Your objective
Continue the Frontier Communications director biographies below, starting right after their last sentence.

Mr. Shapiro holds a B.A. from the University of Iowa.
Myron A. (Mike) Wick, III became a Director of Frontier Communications Corporation in March 2005. He is also Managing Director of Horizon Fuel Cell Technology, Inc. and Chairman of The Hoffman Institute and was Director General of Hola Television Group from September 2009 to January 2012.
Mr. Wick served as COO, CEO and Chairman of a variety of enterprises spanning aquaculture, biotech, education, television broadcasting and investment banking. He served as President and CEO of International Oceanographic Corporation in the early 1970s, followed by CEO posts for Cox Hobbies, Inc. and Werner Erhard and Associates, a network of companies offering educational courses in more than 34 cities in the United States and 18 cities around the globe.
In the mid-80s, Mr. Wick was COO of California Biotechnology, playing a major role in raising $64 million in a secondary public offering and later creating three joint ventures. In 1988 he co-founded the investment banking firm McGettigan, Wick & Co. Inc., which provides financial services to small private and public companies. Messrs. Wick and McGettigan formed Proactive Partners, L.P. in 1991, with Jon Gruber and Pat McBaine, a merchant banking fund, investing in and providing advisory services to "micro cap" public companies. In 1989, Mr. Wick co-founded CTC Media (formerly StoryFirst Communications), serving as Chairman of the Board from 1993 through 2003. CTC Media, a television broadcast company in Russia, is traded on the NASDAQ Stock Market.

Provided records
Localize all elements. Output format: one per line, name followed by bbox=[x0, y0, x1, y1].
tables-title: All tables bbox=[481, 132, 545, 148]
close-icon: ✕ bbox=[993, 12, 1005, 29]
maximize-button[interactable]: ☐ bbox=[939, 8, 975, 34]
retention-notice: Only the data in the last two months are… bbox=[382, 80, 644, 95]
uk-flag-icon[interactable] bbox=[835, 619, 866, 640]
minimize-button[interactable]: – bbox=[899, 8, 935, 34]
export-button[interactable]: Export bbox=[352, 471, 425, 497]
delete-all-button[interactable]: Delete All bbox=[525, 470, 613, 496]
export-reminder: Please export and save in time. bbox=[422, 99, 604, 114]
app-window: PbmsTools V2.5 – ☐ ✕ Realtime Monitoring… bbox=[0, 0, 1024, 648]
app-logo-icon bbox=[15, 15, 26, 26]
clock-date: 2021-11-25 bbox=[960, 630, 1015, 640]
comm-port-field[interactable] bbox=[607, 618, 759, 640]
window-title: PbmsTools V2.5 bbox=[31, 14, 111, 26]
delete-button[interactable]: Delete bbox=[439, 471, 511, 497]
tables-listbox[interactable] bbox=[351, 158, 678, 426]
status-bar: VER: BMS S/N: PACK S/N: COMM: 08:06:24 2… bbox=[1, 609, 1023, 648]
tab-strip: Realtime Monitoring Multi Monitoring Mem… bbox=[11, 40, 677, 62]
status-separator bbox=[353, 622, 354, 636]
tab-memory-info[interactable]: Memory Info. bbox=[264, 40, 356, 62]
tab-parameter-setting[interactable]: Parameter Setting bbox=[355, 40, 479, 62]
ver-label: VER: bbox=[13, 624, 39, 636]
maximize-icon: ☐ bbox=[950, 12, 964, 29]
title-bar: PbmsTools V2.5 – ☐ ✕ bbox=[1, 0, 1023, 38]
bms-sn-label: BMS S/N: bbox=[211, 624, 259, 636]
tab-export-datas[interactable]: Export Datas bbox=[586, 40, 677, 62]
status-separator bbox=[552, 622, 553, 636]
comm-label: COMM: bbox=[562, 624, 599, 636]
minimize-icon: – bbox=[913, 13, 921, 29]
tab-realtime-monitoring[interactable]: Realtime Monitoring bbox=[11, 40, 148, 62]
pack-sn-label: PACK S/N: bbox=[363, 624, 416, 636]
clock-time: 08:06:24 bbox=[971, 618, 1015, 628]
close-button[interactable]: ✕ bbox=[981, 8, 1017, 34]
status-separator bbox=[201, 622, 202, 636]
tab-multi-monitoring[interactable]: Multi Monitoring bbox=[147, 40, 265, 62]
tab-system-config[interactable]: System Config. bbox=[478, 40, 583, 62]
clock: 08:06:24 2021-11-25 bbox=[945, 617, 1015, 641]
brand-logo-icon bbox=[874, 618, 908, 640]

Answer to this task
He received a B.A. from Yale University and an M.B.A. from The Harvard Business School.
Maggie Wilderotter was named Chairman and CEO of Frontier Communications January 1, 2006. She joined the company November 1, 2004 as President and CEO and a member of the Board of Directors. Before this, she was Senior Vice President of Worldwide Public Sector at Microsoft.
Previously, Mrs. Wilderotter was President and CEO of Wink Communications Inc., leading efforts to develop low-cost, end-to-end e-commerce systems. Before that, her positions included Executive Vice President of National Operations for AT&T Wireless Services Inc., Chief Executive Officer of AT&T's Aviation Communications Division and a Senior Vice President of McCaw Cellular Communications Inc.
Mrs. Wilderotter serves on the boards of Xerox Corporation and Procter & Gamble Company and on the boards of a number of non-profit organizations. In 2011, she was named to the Directorship 100, and is a member of the Board of Advisors of BoardroomIQ and the WomenCorporateDirectors (WCD) Global CEO Task Force. FORTUNE magazine included her in its ranking of the "50 Most Powerful Women in Business" in 2009, 2010, 2011 and 2012. In November 2011, The Financial Times named her as one of "The Top 50 Women in World Business." That same month she received "The Business Media Award" from the Women's Media Center. On April 24, 2012, B'nai B'rith International presented her with its "Distinguished Achievement Award."
On October 16, 2012, Mrs. Wilderotter was designated as Chair of the President's National Security Telecommunications Advisory Committee (NSTAC). The designation follows her service as Vice Chair from October of 2010 to 2012.
In December 2012, Mrs. Wilderotter was named a member of the Executive Committee of the Business Roundtable (BRT), an association of chief executive officers of leading U.S. companies with more than $7.3 trillion in annual revenues and nearly 16 million employees.
Mrs. Wilderotter holds a bachelor's degree in economics from Holy Cross College.